━━ The data ━━
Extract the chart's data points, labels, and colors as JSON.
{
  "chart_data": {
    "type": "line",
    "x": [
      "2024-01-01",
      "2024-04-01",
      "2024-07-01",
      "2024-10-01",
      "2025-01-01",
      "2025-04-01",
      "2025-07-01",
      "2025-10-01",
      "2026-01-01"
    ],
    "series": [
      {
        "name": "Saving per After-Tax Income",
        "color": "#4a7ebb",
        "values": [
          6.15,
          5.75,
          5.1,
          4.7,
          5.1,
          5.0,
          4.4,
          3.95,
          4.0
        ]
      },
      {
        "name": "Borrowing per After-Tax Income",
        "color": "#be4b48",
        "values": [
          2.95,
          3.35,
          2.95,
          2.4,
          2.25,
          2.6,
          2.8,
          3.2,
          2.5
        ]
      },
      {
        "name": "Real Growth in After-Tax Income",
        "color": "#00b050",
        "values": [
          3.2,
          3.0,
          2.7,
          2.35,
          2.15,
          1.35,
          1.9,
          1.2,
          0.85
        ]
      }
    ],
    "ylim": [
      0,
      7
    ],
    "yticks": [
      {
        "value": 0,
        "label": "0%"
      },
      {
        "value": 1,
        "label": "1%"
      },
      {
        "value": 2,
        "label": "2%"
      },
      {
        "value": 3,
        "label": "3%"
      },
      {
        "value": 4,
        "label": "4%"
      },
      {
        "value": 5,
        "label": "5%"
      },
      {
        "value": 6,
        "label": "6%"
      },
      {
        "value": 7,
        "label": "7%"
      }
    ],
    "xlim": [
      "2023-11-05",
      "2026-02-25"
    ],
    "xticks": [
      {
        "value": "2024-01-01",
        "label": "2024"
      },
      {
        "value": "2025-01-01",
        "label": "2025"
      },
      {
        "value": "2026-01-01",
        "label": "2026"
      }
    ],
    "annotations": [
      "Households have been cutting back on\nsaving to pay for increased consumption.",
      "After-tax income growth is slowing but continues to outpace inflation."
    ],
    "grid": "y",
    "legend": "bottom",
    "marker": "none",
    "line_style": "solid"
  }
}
━━━
Report only how many lines of the listing hold the word "name".

3